WRITTEN REQUEST: With the images removed, repeat the data below exactly.

Dataset records:
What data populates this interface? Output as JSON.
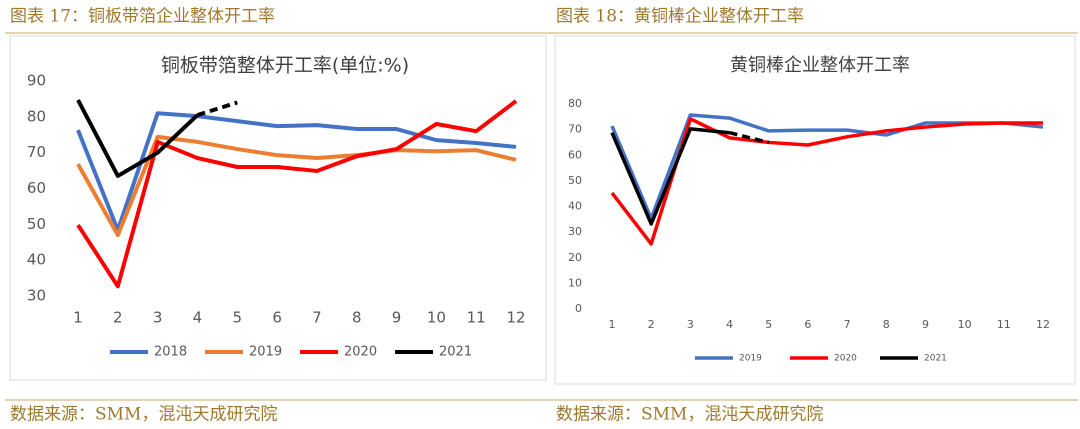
{
  "captions": [
    "图表 17：铜板带箔企业整体开工率",
    "图表 18：黄铜棒企业整体开工率"
  ],
  "sources": [
    "数据来源：SMM，混沌天成研究院",
    "数据来源：SMM，混沌天成研究院"
  ],
  "chart_data": [
    {
      "type": "line",
      "title": "铜板带箔整体开工率(单位:%)",
      "categories": [
        "1",
        "2",
        "3",
        "4",
        "5",
        "6",
        "7",
        "8",
        "9",
        "10",
        "11",
        "12"
      ],
      "ylim": [
        30,
        90
      ],
      "yticks": [
        30,
        40,
        50,
        60,
        70,
        80,
        90
      ],
      "series": [
        {
          "name": "2018",
          "color": "#4472c4",
          "values": [
            76.3,
            48.4,
            81,
            80.2,
            78.8,
            77.4,
            77.7,
            76.6,
            76.6,
            73.5,
            72.7,
            71.6
          ]
        },
        {
          "name": "2019",
          "color": "#ed7d31",
          "values": [
            66.8,
            47,
            74.4,
            73,
            71,
            69.3,
            68.5,
            69.3,
            70.7,
            70.4,
            70.7,
            68
          ]
        },
        {
          "name": "2020",
          "color": "#ff0000",
          "values": [
            49.8,
            32.7,
            73,
            68.5,
            66,
            66,
            64.9,
            69,
            71,
            78,
            76,
            84.4
          ]
        },
        {
          "name": "2021",
          "color": "#000000",
          "dash_from_index": 3,
          "values": [
            84.7,
            63.5,
            70,
            80.5,
            84,
            null,
            null,
            null,
            null,
            null,
            null,
            null
          ]
        }
      ]
    },
    {
      "type": "line",
      "title": "黄铜棒企业整体开工率",
      "categories": [
        "1",
        "2",
        "3",
        "4",
        "5",
        "6",
        "7",
        "8",
        "9",
        "10",
        "11",
        "12"
      ],
      "ylim": [
        0,
        80
      ],
      "yticks": [
        0,
        10,
        20,
        30,
        40,
        50,
        60,
        70,
        80
      ],
      "series": [
        {
          "name": "2019",
          "color": "#4472c4",
          "values": [
            71.4,
            35.3,
            75.7,
            74.5,
            69.5,
            69.8,
            69.8,
            67.9,
            72.6,
            72.6,
            72.6,
            71
          ]
        },
        {
          "name": "2020",
          "color": "#ff0000",
          "values": [
            45.3,
            25.4,
            74.2,
            66.8,
            65,
            64,
            67.2,
            69.5,
            71,
            72.2,
            72.6,
            72.6
          ]
        },
        {
          "name": "2021",
          "color": "#000000",
          "dash_from_index": 3,
          "values": [
            68.8,
            33.2,
            70.3,
            68.8,
            65,
            null,
            null,
            null,
            null,
            null,
            null,
            null
          ]
        }
      ]
    }
  ]
}
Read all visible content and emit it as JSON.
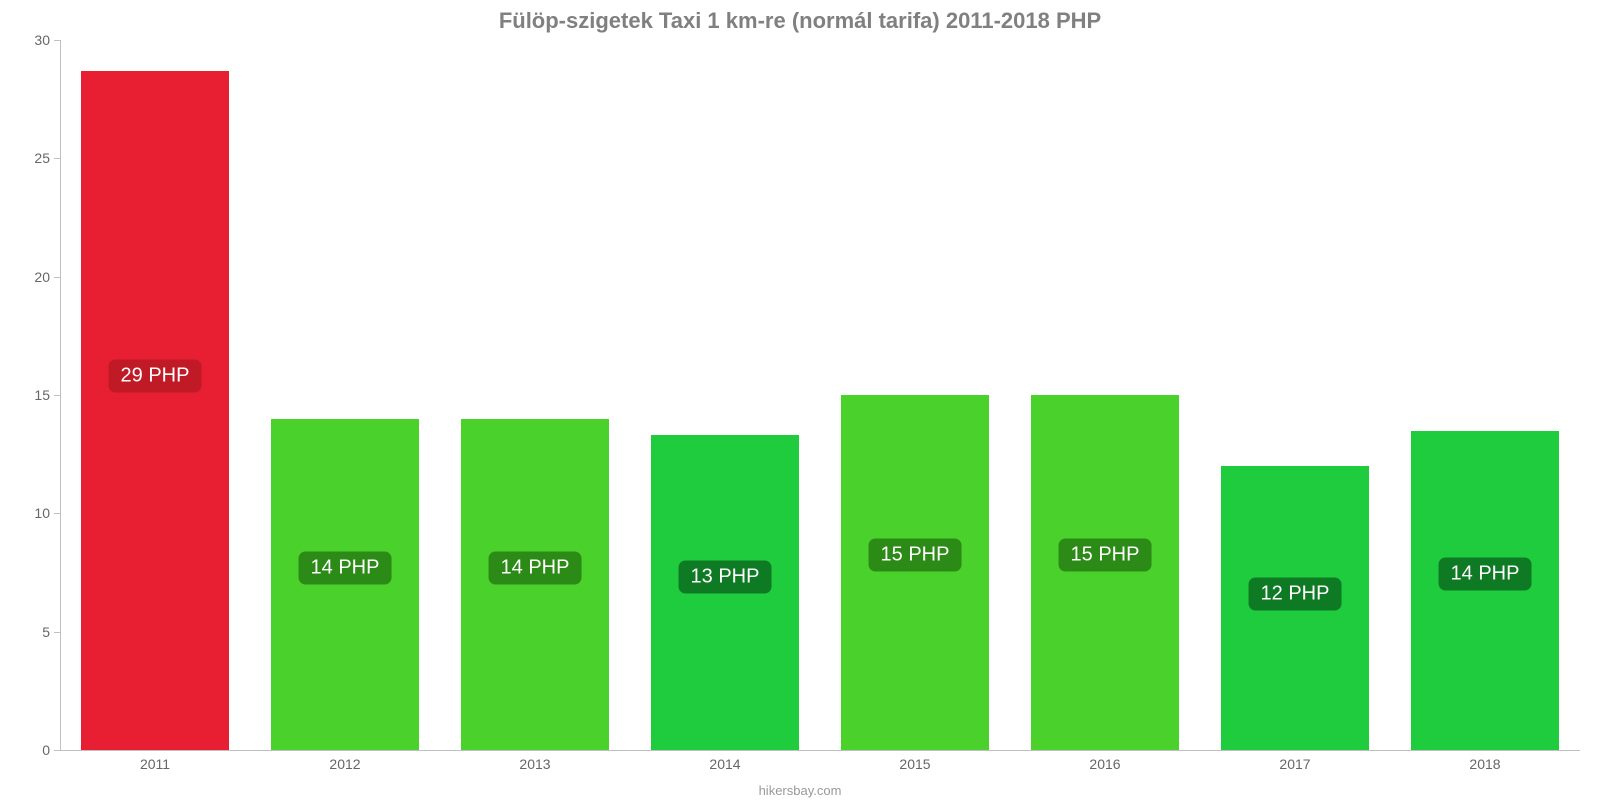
{
  "chart": {
    "type": "bar",
    "title": "Fülöp-szigetek Taxi 1 km-re (normál tarifa) 2011-2018 PHP",
    "title_fontsize": 22,
    "title_color": "#808080",
    "background_color": "#ffffff",
    "attribution": "hikersbay.com",
    "attribution_fontsize": 13,
    "attribution_color": "#999999",
    "axis_line_color": "#c0c0c0",
    "ylim": [
      0,
      30
    ],
    "ytick_step": 5,
    "ytick_fontsize": 14,
    "ytick_color": "#666666",
    "xtick_fontsize": 14,
    "xtick_color": "#666666",
    "bar_width_ratio": 0.78,
    "bar_label_fontsize": 20,
    "categories": [
      "2011",
      "2012",
      "2013",
      "2014",
      "2015",
      "2016",
      "2017",
      "2018"
    ],
    "values": [
      28.7,
      14.0,
      14.0,
      13.3,
      15.0,
      15.0,
      12.0,
      13.5
    ],
    "bar_labels": [
      "29 PHP",
      "14 PHP",
      "14 PHP",
      "13 PHP",
      "15 PHP",
      "15 PHP",
      "12 PHP",
      "14 PHP"
    ],
    "bar_colors": [
      "#e81e33",
      "#4bd12c",
      "#4bd12c",
      "#1fcc3e",
      "#4bd12c",
      "#4bd12c",
      "#1fcc3e",
      "#1fcc3e"
    ],
    "bar_label_bg_colors": [
      "#c01a26",
      "#2c8a17",
      "#2c8a17",
      "#0f7a24",
      "#2c8a17",
      "#2c8a17",
      "#0f7a24",
      "#0f7a24"
    ]
  }
}
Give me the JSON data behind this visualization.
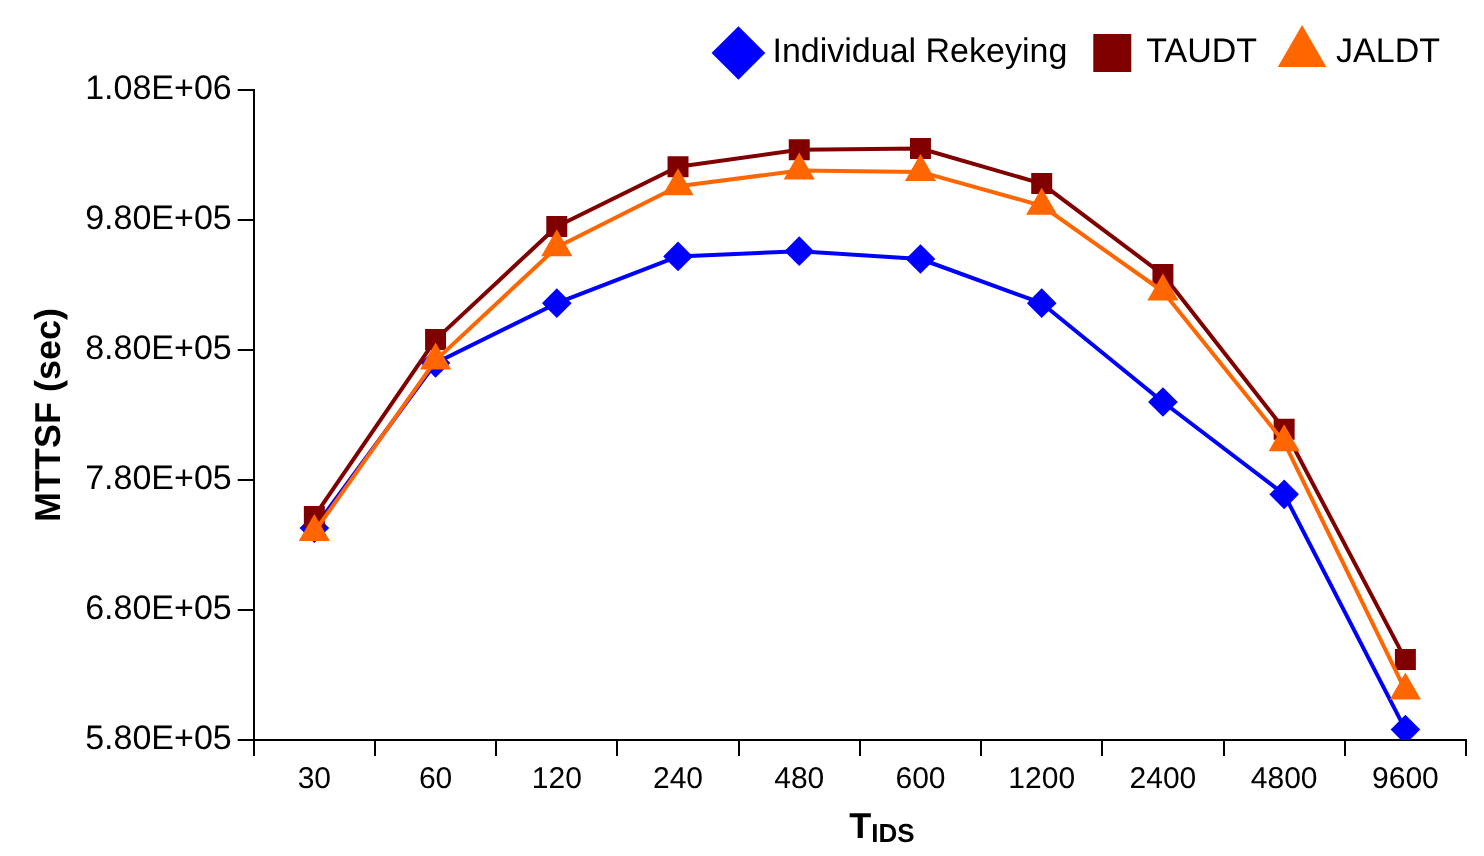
{
  "chart_data": {
    "type": "line",
    "xlabel": "T$_{IDS}$",
    "ylabel": "MTTSF (sec)",
    "categories": [
      "30",
      "60",
      "120",
      "240",
      "480",
      "600",
      "1200",
      "2400",
      "4800",
      "9600"
    ],
    "series": [
      {
        "name": "Individual Rekeying",
        "color": "#0000ff",
        "marker": "diamond",
        "values": [
          743000,
          870000,
          916000,
          952000,
          956000,
          950000,
          916000,
          840000,
          769000,
          588000
        ]
      },
      {
        "name": "TAUDT",
        "color": "#800000",
        "marker": "square",
        "values": [
          752000,
          888000,
          975000,
          1021000,
          1034000,
          1035000,
          1008000,
          938000,
          819000,
          642000
        ]
      },
      {
        "name": "JALDT",
        "color": "#ff6600",
        "marker": "triangle",
        "values": [
          740000,
          872000,
          959000,
          1006000,
          1018000,
          1017000,
          991000,
          925000,
          809000,
          618000
        ]
      }
    ],
    "ylim": [
      580000,
      1080000
    ],
    "yticks": [
      {
        "value": 580000,
        "label": "5.80E+05"
      },
      {
        "value": 680000,
        "label": "6.80E+05"
      },
      {
        "value": 780000,
        "label": "7.80E+05"
      },
      {
        "value": 880000,
        "label": "8.80E+05"
      },
      {
        "value": 980000,
        "label": "9.80E+05"
      },
      {
        "value": 1080000,
        "label": "1.08E+06"
      }
    ],
    "grid": false,
    "legend": "top right",
    "line_style": "solid"
  }
}
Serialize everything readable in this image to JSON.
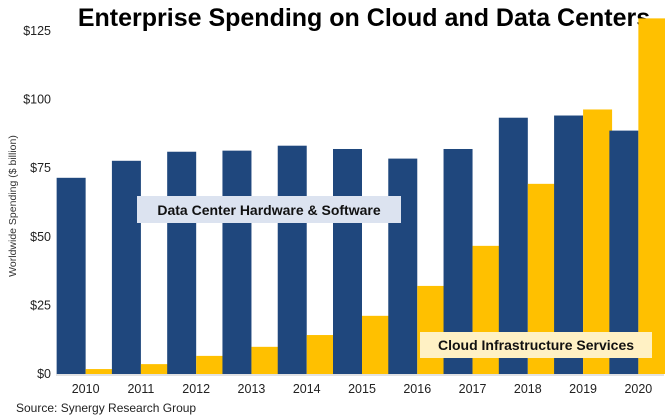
{
  "chart_data": {
    "type": "bar",
    "title": "Enterprise Spending on Cloud and Data Centers",
    "xlabel": "",
    "ylabel": "Worldwide Spending ($ billion)",
    "ylim": [
      0,
      125
    ],
    "yticks": [
      0,
      25,
      50,
      75,
      100,
      125
    ],
    "ytick_labels": [
      "$0",
      "$25",
      "$50",
      "$75",
      "$100",
      "$125"
    ],
    "grid": false,
    "categories": [
      "2010",
      "2011",
      "2012",
      "2013",
      "2014",
      "2015",
      "2016",
      "2017",
      "2018",
      "2019",
      "2020"
    ],
    "series": [
      {
        "name": "Data Center Hardware & Software",
        "color": "#1f477d",
        "values": [
          71.5,
          77.7,
          81.0,
          81.4,
          83.2,
          82.0,
          78.5,
          82.0,
          93.4,
          94.2,
          88.7
        ]
      },
      {
        "name": "Cloud Infrastructure Services",
        "color": "#ffc000",
        "values": [
          1.8,
          3.6,
          6.6,
          9.9,
          14.2,
          21.2,
          32.1,
          46.7,
          69.3,
          96.4,
          129.6
        ]
      }
    ],
    "annotations": [
      {
        "text": "Data Center Hardware & Software",
        "series": 0,
        "box_color": "#dce3f0"
      },
      {
        "text": "Cloud Infrastructure Services",
        "series": 1,
        "box_color": "#fff1c4"
      }
    ],
    "source": "Source: Synergy Research Group"
  }
}
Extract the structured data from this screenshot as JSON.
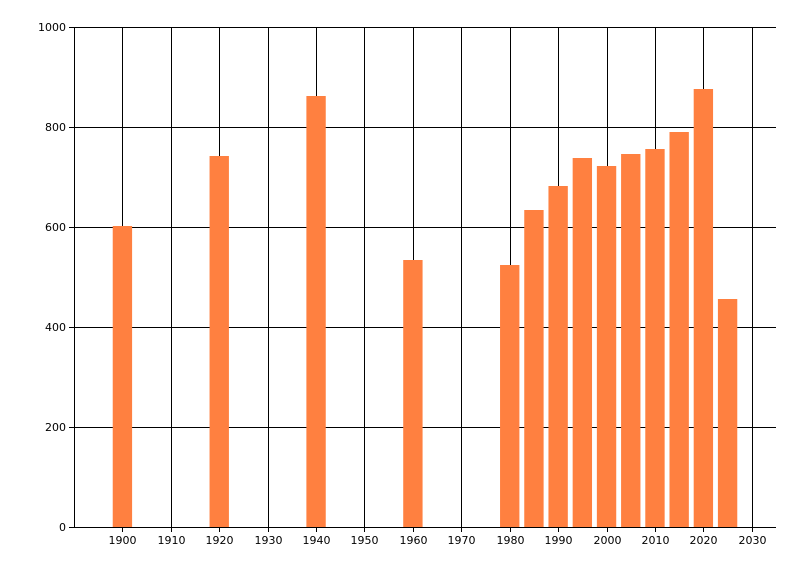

THE ANSWER:
What data populates this interface? Output as JSON.
{
  "captions": [
    "图表 17：铜板带箔企业整体开工率",
    "图表 18：黄铜棒企业整体开工率"
  ],
  "sources": [
    "数据来源：SMM，混沌天成研究院",
    "数据来源：SMM，混沌天成研究院"
  ],
  "chart_data": [
    {
      "type": "line",
      "title": "铜板带箔整体开工率(单位:%)",
      "categories": [
        "1",
        "2",
        "3",
        "4",
        "5",
        "6",
        "7",
        "8",
        "9",
        "10",
        "11",
        "12"
      ],
      "ylim": [
        30,
        90
      ],
      "yticks": [
        30,
        40,
        50,
        60,
        70,
        80,
        90
      ],
      "series": [
        {
          "name": "2018",
          "color": "#4472c4",
          "values": [
            76.3,
            48.4,
            81,
            80.2,
            78.8,
            77.4,
            77.7,
            76.6,
            76.6,
            73.5,
            72.7,
            71.6
          ]
        },
        {
          "name": "2019",
          "color": "#ed7d31",
          "values": [
            66.8,
            47,
            74.4,
            73,
            71,
            69.3,
            68.5,
            69.3,
            70.7,
            70.4,
            70.7,
            68
          ]
        },
        {
          "name": "2020",
          "color": "#ff0000",
          "values": [
            49.8,
            32.7,
            73,
            68.5,
            66,
            66,
            64.9,
            69,
            71,
            78,
            76,
            84.4
          ]
        },
        {
          "name": "2021",
          "color": "#000000",
          "dash_from_index": 3,
          "values": [
            84.7,
            63.5,
            70,
            80.5,
            84,
            null,
            null,
            null,
            null,
            null,
            null,
            null
          ]
        }
      ]
    },
    {
      "type": "line",
      "title": "黄铜棒企业整体开工率",
      "categories": [
        "1",
        "2",
        "3",
        "4",
        "5",
        "6",
        "7",
        "8",
        "9",
        "10",
        "11",
        "12"
      ],
      "ylim": [
        0,
        80
      ],
      "yticks": [
        0,
        10,
        20,
        30,
        40,
        50,
        60,
        70,
        80
      ],
      "series": [
        {
          "name": "2019",
          "color": "#4472c4",
          "values": [
            71.4,
            35.3,
            75.7,
            74.5,
            69.5,
            69.8,
            69.8,
            67.9,
            72.6,
            72.6,
            72.6,
            71
          ]
        },
        {
          "name": "2020",
          "color": "#ff0000",
          "values": [
            45.3,
            25.4,
            74.2,
            66.8,
            65,
            64,
            67.2,
            69.5,
            71,
            72.2,
            72.6,
            72.6
          ]
        },
        {
          "name": "2021",
          "color": "#000000",
          "dash_from_index": 3,
          "values": [
            68.8,
            33.2,
            70.3,
            68.8,
            65,
            null,
            null,
            null,
            null,
            null,
            null,
            null
          ]
        }
      ]
    }
  ]
}
Read all visible content and emit it as JSON.
{
  "chart": {
    "type": "bar",
    "title": "Fülöp-szigetek Taxi 1 km-re (normál tarifa) 2011-2018 PHP",
    "title_fontsize": 22,
    "title_color": "#808080",
    "background_color": "#ffffff",
    "attribution": "hikersbay.com",
    "attribution_fontsize": 13,
    "attribution_color": "#999999",
    "axis_line_color": "#c0c0c0",
    "ylim": [
      0,
      30
    ],
    "ytick_step": 5,
    "ytick_fontsize": 14,
    "ytick_color": "#666666",
    "xtick_fontsize": 14,
    "xtick_color": "#666666",
    "bar_width_ratio": 0.78,
    "bar_label_fontsize": 20,
    "categories": [
      "2011",
      "2012",
      "2013",
      "2014",
      "2015",
      "2016",
      "2017",
      "2018"
    ],
    "values": [
      28.7,
      14.0,
      14.0,
      13.3,
      15.0,
      15.0,
      12.0,
      13.5
    ],
    "bar_labels": [
      "29 PHP",
      "14 PHP",
      "14 PHP",
      "13 PHP",
      "15 PHP",
      "15 PHP",
      "12 PHP",
      "14 PHP"
    ],
    "bar_colors": [
      "#e81e33",
      "#4bd12c",
      "#4bd12c",
      "#1fcc3e",
      "#4bd12c",
      "#4bd12c",
      "#1fcc3e",
      "#1fcc3e"
    ],
    "bar_label_bg_colors": [
      "#c01a26",
      "#2c8a17",
      "#2c8a17",
      "#0f7a24",
      "#2c8a17",
      "#2c8a17",
      "#0f7a24",
      "#0f7a24"
    ]
  }
}
Give me the JSON data behind this visualization.
{
  "chart_data": {
    "type": "line",
    "xlabel": "T$_{IDS}$",
    "ylabel": "MTTSF (sec)",
    "categories": [
      "30",
      "60",
      "120",
      "240",
      "480",
      "600",
      "1200",
      "2400",
      "4800",
      "9600"
    ],
    "series": [
      {
        "name": "Individual Rekeying",
        "color": "#0000ff",
        "marker": "diamond",
        "values": [
          743000,
          870000,
          916000,
          952000,
          956000,
          950000,
          916000,
          840000,
          769000,
          588000
        ]
      },
      {
        "name": "TAUDT",
        "color": "#800000",
        "marker": "square",
        "values": [
          752000,
          888000,
          975000,
          1021000,
          1034000,
          1035000,
          1008000,
          938000,
          819000,
          642000
        ]
      },
      {
        "name": "JALDT",
        "color": "#ff6600",
        "marker": "triangle",
        "values": [
          740000,
          872000,
          959000,
          1006000,
          1018000,
          1017000,
          991000,
          925000,
          809000,
          618000
        ]
      }
    ],
    "ylim": [
      580000,
      1080000
    ],
    "yticks": [
      {
        "value": 580000,
        "label": "5.80E+05"
      },
      {
        "value": 680000,
        "label": "6.80E+05"
      },
      {
        "value": 780000,
        "label": "7.80E+05"
      },
      {
        "value": 880000,
        "label": "8.80E+05"
      },
      {
        "value": 980000,
        "label": "9.80E+05"
      },
      {
        "value": 1080000,
        "label": "1.08E+06"
      }
    ],
    "grid": false,
    "legend": "top right",
    "line_style": "solid"
  }
}
Serialize everything readable in this image to JSON.
{
  "chart_data": {
    "type": "bar",
    "title": "Enterprise Spending on Cloud and Data Centers",
    "xlabel": "",
    "ylabel": "Worldwide Spending ($ billion)",
    "ylim": [
      0,
      125
    ],
    "yticks": [
      0,
      25,
      50,
      75,
      100,
      125
    ],
    "ytick_labels": [
      "$0",
      "$25",
      "$50",
      "$75",
      "$100",
      "$125"
    ],
    "grid": false,
    "categories": [
      "2010",
      "2011",
      "2012",
      "2013",
      "2014",
      "2015",
      "2016",
      "2017",
      "2018",
      "2019",
      "2020"
    ],
    "series": [
      {
        "name": "Data Center Hardware & Software",
        "color": "#1f477d",
        "values": [
          71.5,
          77.7,
          81.0,
          81.4,
          83.2,
          82.0,
          78.5,
          82.0,
          93.4,
          94.2,
          88.7
        ]
      },
      {
        "name": "Cloud Infrastructure Services",
        "color": "#ffc000",
        "values": [
          1.8,
          3.6,
          6.6,
          9.9,
          14.2,
          21.2,
          32.1,
          46.7,
          69.3,
          96.4,
          129.6
        ]
      }
    ],
    "annotations": [
      {
        "text": "Data Center Hardware & Software",
        "series": 0,
        "box_color": "#dce3f0"
      },
      {
        "text": "Cloud Infrastructure Services",
        "series": 1,
        "box_color": "#fff1c4"
      }
    ],
    "source": "Source: Synergy Research Group"
  }
}
Extract the structured data from this screenshot as JSON.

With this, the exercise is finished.